◆ **Exercise brief**
Every line must be returned precisely as it is written.

= = = =

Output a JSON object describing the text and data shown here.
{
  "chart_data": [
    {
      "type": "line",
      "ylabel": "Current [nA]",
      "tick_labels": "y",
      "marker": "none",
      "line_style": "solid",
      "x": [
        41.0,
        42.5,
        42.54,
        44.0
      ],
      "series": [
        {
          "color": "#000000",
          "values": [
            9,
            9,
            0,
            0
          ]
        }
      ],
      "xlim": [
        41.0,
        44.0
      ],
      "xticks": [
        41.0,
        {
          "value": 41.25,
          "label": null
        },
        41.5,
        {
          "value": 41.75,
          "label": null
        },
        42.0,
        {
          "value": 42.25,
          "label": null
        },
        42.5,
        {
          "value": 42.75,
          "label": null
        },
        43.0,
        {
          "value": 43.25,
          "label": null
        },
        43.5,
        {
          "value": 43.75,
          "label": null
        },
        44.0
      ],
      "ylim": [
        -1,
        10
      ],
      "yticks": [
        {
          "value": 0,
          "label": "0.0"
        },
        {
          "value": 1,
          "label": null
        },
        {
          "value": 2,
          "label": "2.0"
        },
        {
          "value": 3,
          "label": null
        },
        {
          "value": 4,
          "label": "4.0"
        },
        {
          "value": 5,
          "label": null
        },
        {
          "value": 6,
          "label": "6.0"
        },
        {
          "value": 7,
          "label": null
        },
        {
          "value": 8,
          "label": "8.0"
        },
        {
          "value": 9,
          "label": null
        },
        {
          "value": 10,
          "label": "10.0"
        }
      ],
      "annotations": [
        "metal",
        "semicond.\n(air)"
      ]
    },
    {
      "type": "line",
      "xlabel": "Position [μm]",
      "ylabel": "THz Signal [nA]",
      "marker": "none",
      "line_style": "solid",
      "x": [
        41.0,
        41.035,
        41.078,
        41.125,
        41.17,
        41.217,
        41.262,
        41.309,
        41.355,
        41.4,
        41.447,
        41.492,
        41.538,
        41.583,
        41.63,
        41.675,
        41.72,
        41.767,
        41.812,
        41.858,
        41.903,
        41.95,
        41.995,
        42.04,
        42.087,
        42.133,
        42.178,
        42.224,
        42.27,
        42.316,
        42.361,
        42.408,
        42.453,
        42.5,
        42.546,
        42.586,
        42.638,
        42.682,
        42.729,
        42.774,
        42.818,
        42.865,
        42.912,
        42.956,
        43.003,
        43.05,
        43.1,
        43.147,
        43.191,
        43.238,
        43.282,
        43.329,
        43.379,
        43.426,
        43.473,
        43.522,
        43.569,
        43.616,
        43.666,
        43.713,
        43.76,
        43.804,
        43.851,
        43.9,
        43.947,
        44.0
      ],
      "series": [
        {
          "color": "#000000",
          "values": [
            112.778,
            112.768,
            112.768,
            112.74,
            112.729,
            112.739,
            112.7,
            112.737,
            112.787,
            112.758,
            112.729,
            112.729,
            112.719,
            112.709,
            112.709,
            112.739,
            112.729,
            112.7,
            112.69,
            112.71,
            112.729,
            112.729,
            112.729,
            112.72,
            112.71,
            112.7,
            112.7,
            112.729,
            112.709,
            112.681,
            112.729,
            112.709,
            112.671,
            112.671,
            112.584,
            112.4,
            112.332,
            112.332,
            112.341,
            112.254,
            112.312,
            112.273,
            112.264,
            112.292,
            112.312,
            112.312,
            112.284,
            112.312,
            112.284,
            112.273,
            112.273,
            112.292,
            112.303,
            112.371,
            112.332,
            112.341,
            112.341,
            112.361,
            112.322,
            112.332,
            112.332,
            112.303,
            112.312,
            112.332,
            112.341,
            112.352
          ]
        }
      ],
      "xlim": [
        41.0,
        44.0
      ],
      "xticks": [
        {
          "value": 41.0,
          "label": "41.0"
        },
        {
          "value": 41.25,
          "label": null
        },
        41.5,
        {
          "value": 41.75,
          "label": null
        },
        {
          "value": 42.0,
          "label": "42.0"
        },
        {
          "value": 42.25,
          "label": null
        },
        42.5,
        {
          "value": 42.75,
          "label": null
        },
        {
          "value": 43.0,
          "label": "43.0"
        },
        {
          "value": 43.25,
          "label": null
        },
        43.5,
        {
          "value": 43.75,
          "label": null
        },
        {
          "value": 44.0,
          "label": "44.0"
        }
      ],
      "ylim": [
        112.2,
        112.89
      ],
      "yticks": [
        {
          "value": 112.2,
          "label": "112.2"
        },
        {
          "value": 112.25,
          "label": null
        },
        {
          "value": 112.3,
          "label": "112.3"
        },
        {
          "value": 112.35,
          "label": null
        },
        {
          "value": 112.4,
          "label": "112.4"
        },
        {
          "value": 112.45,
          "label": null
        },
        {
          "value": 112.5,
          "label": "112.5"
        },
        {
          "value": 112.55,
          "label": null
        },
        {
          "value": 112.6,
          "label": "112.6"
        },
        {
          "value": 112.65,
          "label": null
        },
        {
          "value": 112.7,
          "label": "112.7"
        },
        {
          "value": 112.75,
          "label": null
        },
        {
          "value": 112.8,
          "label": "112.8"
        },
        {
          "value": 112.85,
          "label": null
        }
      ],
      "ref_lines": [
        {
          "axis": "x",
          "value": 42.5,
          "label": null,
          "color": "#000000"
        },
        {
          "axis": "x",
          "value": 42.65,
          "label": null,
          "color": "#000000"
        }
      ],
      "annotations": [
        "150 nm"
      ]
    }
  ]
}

= = = =

◆ **Answer to this task**
Output a JSON object describing the text and data shown here.
{
  "chart_data": [
    {
      "type": "line",
      "ylabel": "Current [nA]",
      "tick_labels": "y",
      "marker": "none",
      "line_style": "solid",
      "x": [
        41.0,
        42.5,
        42.54,
        44.0
      ],
      "series": [
        {
          "color": "#000000",
          "values": [
            9,
            9,
            0,
            0
          ]
        }
      ],
      "xlim": [
        41.0,
        44.0
      ],
      "xticks": [
        41.0,
        {
          "value": 41.25,
          "label": null
        },
        41.5,
        {
          "value": 41.75,
          "label": null
        },
        42.0,
        {
          "value": 42.25,
          "label": null
        },
        42.5,
        {
          "value": 42.75,
          "label": null
        },
        43.0,
        {
          "value": 43.25,
          "label": null
        },
        43.5,
        {
          "value": 43.75,
          "label": null
        },
        44.0
      ],
      "ylim": [
        -1,
        10
      ],
      "yticks": [
        {
          "value": 0,
          "label": "0.0"
        },
        {
          "value": 1,
          "label": null
        },
        {
          "value": 2,
          "label": "2.0"
        },
        {
          "value": 3,
          "label": null
        },
        {
          "value": 4,
          "label": "4.0"
        },
        {
          "value": 5,
          "label": null
        },
        {
          "value": 6,
          "label": "6.0"
        },
        {
          "value": 7,
          "label": null
        },
        {
          "value": 8,
          "label": "8.0"
        },
        {
          "value": 9,
          "label": null
        },
        {
          "value": 10,
          "label": "10.0"
        }
      ],
      "annotations": [
        "metal",
        "semicond.\n(air)"
      ]
    },
    {
      "type": "line",
      "xlabel": "Position [μm]",
      "ylabel": "THz Signal [nA]",
      "marker": "none",
      "line_style": "solid",
      "x": [
        41.0,
        41.035,
        41.078,
        41.125,
        41.17,
        41.217,
        41.262,
        41.309,
        41.355,
        41.4,
        41.447,
        41.492,
        41.538,
        41.583,
        41.63,
        41.675,
        41.72,
        41.767,
        41.812,
        41.858,
        41.903,
        41.95,
        41.995,
        42.04,
        42.087,
        42.133,
        42.178,
        42.224,
        42.27,
        42.316,
        42.361,
        42.408,
        42.453,
        42.5,
        42.546,
        42.586,
        42.638,
        42.682,
        42.729,
        42.774,
        42.818,
        42.865,
        42.912,
        42.956,
        43.003,
        43.05,
        43.1,
        43.147,
        43.191,
        43.238,
        43.282,
        43.329,
        43.379,
        43.426,
        43.473,
        43.522,
        43.569,
        43.616,
        43.666,
        43.713,
        43.76,
        43.804,
        43.851,
        43.9,
        43.947,
        44.0
      ],
      "series": [
        {
          "color": "#000000",
          "values": [
            112.778,
            112.768,
            112.768,
            112.74,
            112.729,
            112.739,
            112.7,
            112.737,
            112.787,
            112.758,
            112.729,
            112.729,
            112.719,
            112.709,
            112.709,
            112.739,
            112.729,
            112.7,
            112.69,
            112.71,
            112.729,
            112.729,
            112.729,
            112.72,
            112.71,
            112.7,
            112.7,
            112.729,
            112.709,
            112.681,
            112.729,
            112.709,
            112.671,
            112.671,
            112.584,
            112.4,
            112.332,
            112.332,
            112.341,
            112.254,
            112.312,
            112.273,
            112.264,
            112.292,
            112.312,
            112.312,
            112.284,
            112.312,
            112.284,
            112.273,
            112.273,
            112.292,
            112.303,
            112.371,
            112.332,
            112.341,
            112.341,
            112.361,
            112.322,
            112.332,
            112.332,
            112.303,
            112.312,
            112.332,
            112.341,
            112.352
          ]
        }
      ],
      "xlim": [
        41.0,
        44.0
      ],
      "xticks": [
        {
          "value": 41.0,
          "label": "41.0"
        },
        {
          "value": 41.25,
          "label": null
        },
        41.5,
        {
          "value": 41.75,
          "label": null
        },
        {
          "value": 42.0,
          "label": "42.0"
        },
        {
          "value": 42.25,
          "label": null
        },
        42.5,
        {
          "value": 42.75,
          "label": null
        },
        {
          "value": 43.0,
          "label": "43.0"
        },
        {
          "value": 43.25,
          "label": null
        },
        43.5,
        {
          "value": 43.75,
          "label": null
        },
        {
          "value": 44.0,
          "label": "44.0"
        }
      ],
      "ylim": [
        112.2,
        112.89
      ],
      "yticks": [
        {
          "value": 112.2,
          "label": "112.2"
        },
        {
          "value": 112.25,
          "label": null
        },
        {
          "value": 112.3,
          "label": "112.3"
        },
        {
          "value": 112.35,
          "label": null
        },
        {
          "value": 112.4,
          "label": "112.4"
        },
        {
          "value": 112.45,
          "label": null
        },
        {
          "value": 112.5,
          "label": "112.5"
        },
        {
          "value": 112.55,
          "label": null
        },
        {
          "value": 112.6,
          "label": "112.6"
        },
        {
          "value": 112.65,
          "label": null
        },
        {
          "value": 112.7,
          "label": "112.7"
        },
        {
          "value": 112.75,
          "label": null
        },
        {
          "value": 112.8,
          "label": "112.8"
        },
        {
          "value": 112.85,
          "label": null
        }
      ],
      "ref_lines": [
        {
          "axis": "x",
          "value": 42.5,
          "label": null,
          "color": "#000000"
        },
        {
          "axis": "x",
          "value": 42.65,
          "label": null,
          "color": "#000000"
        }
      ],
      "annotations": [
        "150 nm"
      ]
    }
  ]
}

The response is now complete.